Arbeitsauftrag 1 >> Was wollen die Polizeibeamten laut dem Text über Zeugen im Strafverfahren als Erstes vom Zeugen wissen?
Arbeitsauftrag 2 >> Schreib den Text über Zeugen im Strafverfahren nach seinem letzten Satz weiter.

Zeuge/Zeugin in einem Strafverfahren wird man oft schneller, als es einem lieb ist. Was die PolizeibeamtInnen dann mit als Erstes interessiert, sind Name und Adresse des Zeugen. Gern auch Telefonnummer und E-Mail-Adresse. Jetzt gibt es aber auch sehr gute Gründe, als Zeug/in oder Geschädigte/r in einem Strafverfahren die eigene Adresse und andere persönliche Daten nicht durch irgendwelche Akten schwirren zu lassen. Gerade dann, wenn man selbst Opfer einer Straftat geworden ist.
Im Rahmen der Akteneinsicht, die jedem Beschuldigten (über seinen Anwalt) zusteht, ist es nämlich durchaus möglich, dass der/die Beschuldigte Kenntnis von der Anschrift und anderen persönlichen Daten erlangt und einem dann eventuell einen ungebetenen Besuch abstattet, telefonisch oder online nervt oder gar Schlimmeres.

Einträge aus dem Datensatz:
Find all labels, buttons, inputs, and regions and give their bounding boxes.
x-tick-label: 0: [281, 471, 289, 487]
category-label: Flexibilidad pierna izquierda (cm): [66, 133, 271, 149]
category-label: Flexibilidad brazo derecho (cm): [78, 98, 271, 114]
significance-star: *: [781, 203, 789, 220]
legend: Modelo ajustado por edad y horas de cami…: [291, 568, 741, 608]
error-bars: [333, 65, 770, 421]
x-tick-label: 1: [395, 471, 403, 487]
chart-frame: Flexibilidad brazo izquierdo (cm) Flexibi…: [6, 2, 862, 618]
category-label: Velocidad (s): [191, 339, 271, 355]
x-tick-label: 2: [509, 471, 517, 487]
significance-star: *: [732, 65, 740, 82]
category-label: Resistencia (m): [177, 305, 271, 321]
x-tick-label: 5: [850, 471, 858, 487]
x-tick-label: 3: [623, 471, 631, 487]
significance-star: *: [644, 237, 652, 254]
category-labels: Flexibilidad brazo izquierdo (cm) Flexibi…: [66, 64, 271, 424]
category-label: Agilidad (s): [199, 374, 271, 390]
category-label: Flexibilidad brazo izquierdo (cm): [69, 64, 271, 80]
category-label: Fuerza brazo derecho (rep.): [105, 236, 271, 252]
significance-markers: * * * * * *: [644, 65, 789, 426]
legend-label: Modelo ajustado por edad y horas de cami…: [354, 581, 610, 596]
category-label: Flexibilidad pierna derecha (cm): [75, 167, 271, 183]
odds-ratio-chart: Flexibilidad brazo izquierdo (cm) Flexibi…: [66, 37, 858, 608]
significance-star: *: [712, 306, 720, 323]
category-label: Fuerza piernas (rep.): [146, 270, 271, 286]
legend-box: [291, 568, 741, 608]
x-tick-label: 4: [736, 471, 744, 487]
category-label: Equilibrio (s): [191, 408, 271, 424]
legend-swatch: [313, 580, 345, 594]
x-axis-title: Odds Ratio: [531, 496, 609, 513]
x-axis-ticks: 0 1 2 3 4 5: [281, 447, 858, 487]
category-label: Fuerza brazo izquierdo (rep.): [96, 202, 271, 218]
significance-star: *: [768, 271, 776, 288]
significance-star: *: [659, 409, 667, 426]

Endgültige Antwort 1 >> Name und Adresse des Zeugen.

Endgültige Antwort 2 >>
Aber ganz so einfach muss ein Opfer bzw. Zeuge nicht die Hoheit über seine persönlichen Daten aufgeben. Es hilft eine Vorschrift in der Strafprozessordnung. Es handelt sich um § 68 StPO, der leider eher ein Schattendasein fristet. Das Wichtige steht in diesem Absatz des Paragrafen:
Einem Zeugen soll zudem gestattet werden, statt des Wohnortes seinen Geschäfts- oder Dienstort oder eine andere ladungsfähige Anschrift anzugeben, wenn ein begründeter Anlass zu der Besorgnis besteht, dass durch die Angabe des Wohnortes Rechtsgüter des Zeugen oder einer anderen Person gefährdet werden oder dass auf Zeugen oder eine andere Person in unlauterer Weise eingewirkt werden wird.
Eine ladungsfähige Adresse kann zum Beispiel auch die des/der Anwalts/Anwältin des Vertrauens sein. Die Unterlagen mit der Adresse des/der Zeugen/Zeugin werden dann bei der Staatsanwaltschaft verwahrt und erst zu den Akten genommen, wenn die Besorgnis einer Gefährdung entfällt.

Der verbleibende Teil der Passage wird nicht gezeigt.